• PROMPT:
Retype all of the data exactly as given.

• DATA ENTRIES:

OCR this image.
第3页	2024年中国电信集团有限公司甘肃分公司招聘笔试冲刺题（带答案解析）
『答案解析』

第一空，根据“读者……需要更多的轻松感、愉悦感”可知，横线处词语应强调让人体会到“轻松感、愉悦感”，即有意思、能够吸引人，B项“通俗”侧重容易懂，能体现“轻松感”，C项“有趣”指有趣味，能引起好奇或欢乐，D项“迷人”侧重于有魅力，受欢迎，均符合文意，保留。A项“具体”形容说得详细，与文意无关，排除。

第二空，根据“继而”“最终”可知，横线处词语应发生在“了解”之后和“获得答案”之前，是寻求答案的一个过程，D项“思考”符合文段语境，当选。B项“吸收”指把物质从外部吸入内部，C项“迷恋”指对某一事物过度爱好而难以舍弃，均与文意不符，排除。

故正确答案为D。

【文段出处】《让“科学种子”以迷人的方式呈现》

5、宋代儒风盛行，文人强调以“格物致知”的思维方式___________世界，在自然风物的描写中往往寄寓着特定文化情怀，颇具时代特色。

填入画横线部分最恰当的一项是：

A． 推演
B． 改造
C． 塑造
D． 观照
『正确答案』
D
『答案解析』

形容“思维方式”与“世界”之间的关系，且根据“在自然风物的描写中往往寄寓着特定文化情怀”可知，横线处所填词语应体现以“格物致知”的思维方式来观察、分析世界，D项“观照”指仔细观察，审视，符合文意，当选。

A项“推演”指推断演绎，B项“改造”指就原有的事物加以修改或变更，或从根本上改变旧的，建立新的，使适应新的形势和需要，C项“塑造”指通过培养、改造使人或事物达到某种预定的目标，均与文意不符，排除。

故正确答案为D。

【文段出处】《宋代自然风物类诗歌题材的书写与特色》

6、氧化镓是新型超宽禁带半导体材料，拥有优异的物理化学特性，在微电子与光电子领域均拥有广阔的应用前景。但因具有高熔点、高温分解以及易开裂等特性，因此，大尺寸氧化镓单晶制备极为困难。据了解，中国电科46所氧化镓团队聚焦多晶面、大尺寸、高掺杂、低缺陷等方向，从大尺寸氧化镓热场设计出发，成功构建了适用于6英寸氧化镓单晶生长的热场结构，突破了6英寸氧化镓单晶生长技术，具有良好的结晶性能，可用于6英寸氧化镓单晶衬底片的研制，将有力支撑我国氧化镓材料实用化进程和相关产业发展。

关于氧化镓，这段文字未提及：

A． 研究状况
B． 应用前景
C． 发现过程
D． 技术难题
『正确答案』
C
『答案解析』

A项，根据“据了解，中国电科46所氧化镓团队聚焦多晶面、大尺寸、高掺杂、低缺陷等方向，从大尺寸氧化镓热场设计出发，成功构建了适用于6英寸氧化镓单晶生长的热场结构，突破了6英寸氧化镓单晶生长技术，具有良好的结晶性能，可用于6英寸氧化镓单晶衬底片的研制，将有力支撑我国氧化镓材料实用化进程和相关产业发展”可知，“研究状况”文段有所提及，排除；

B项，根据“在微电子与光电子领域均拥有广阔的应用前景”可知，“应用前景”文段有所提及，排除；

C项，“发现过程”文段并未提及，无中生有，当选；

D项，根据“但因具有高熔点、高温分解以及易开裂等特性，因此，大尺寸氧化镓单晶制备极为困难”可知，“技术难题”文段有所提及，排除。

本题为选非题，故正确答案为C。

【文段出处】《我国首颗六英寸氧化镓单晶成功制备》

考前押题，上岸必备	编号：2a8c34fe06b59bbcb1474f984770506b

• FINAL RESULT:
OCR this image.
第3页	2024年中国电信集团有限公司甘肃分公司招聘笔试冲刺题（带答案解析）
『答案解析』

第一空，根据“读者……需要更多的轻松感、愉悦感”可知，横线处词语应强调让人体会到“轻松感、愉悦感”，即有意思、能够吸引人，B项“通俗”侧重容易懂，能体现“轻松感”，C项“有趣”指有趣味，能引起好奇或欢乐，D项“迷人”侧重于有魅力，受欢迎，均符合文意，保留。A项“具体”形容说得详细，与文意无关，排除。

第二空，根据“继而”“最终”可知，横线处词语应发生在“了解”之后和“获得答案”之前，是寻求答案的一个过程，D项“思考”符合文段语境，当选。B项“吸收”指把物质从外部吸入内部，C项“迷恋”指对某一事物过度爱好而难以舍弃，均与文意不符，排除。

故正确答案为D。

【文段出处】《让“科学种子”以迷人的方式呈现》

5、宋代儒风盛行，文人强调以“格物致知”的思维方式___________世界，在自然风物的描写中往往寄寓着特定文化情怀，颇具时代特色。

填入画横线部分最恰当的一项是：

A． 推演
B． 改造
C． 塑造
D． 观照
『正确答案』
D
『答案解析』

形容“思维方式”与“世界”之间的关系，且根据“在自然风物的描写中往往寄寓着特定文化情怀”可知，横线处所填词语应体现以“格物致知”的思维方式来观察、分析世界，D项“观照”指仔细观察，审视，符合文意，当选。

A项“推演”指推断演绎，B项“改造”指就原有的事物加以修改或变更，或从根本上改变旧的，建立新的，使适应新的形势和需要，C项“塑造”指通过培养、改造使人或事物达到某种预定的目标，均与文意不符，排除。

故正确答案为D。

【文段出处】《宋代自然风物类诗歌题材的书写与特色》

6、氧化镓是新型超宽禁带半导体材料，拥有优异的物理化学特性，在微电子与光电子领域均拥有广阔的应用前景。但因具有高熔点、高温分解以及易开裂等特性，因此，大尺寸氧化镓单晶制备极为困难。据了解，中国电科46所氧化镓团队聚焦多晶面、大尺寸、高掺杂、低缺陷等方向，从大尺寸氧化镓热场设计出发，成功构建了适用于6英寸氧化镓单晶生长的热场结构，突破了6英寸氧化镓单晶生长技术，具有良好的结晶性能，可用于6英寸氧化镓单晶衬底片的研制，将有力支撑我国氧化镓材料实用化进程和相关产业发展。

关于氧化镓，这段文字未提及：

A． 研究状况
B． 应用前景
C． 发现过程
D． 技术难题
『正确答案』
C
『答案解析』

A项，根据“据了解，中国电科46所氧化镓团队聚焦多晶面、大尺寸、高掺杂、低缺陷等方向，从大尺寸氧化镓热场设计出发，成功构建了适用于6英寸氧化镓单晶生长的热场结构，突破了6英寸氧化镓单晶生长技术，具有良好的结晶性能，可用于6英寸氧化镓单晶衬底片的研制，将有力支撑我国氧化镓材料实用化进程和相关产业发展”可知，“研究状况”文段有所提及，排除；

B项，根据“在微电子与光电子领域均拥有广阔的应用前景”可知，“应用前景”文段有所提及，排除；

C项，“发现过程”文段并未提及，无中生有，当选；

D项，根据“但因具有高熔点、高温分解以及易开裂等特性，因此，大尺寸氧化镓单晶制备极为困难”可知，“技术难题”文段有所提及，排除。

本题为选非题，故正确答案为C。

【文段出处】《我国首颗六英寸氧化镓单晶成功制备》

考前押题，上岸必备	编号：2a8c34fe06b59bbcb1474f984770506b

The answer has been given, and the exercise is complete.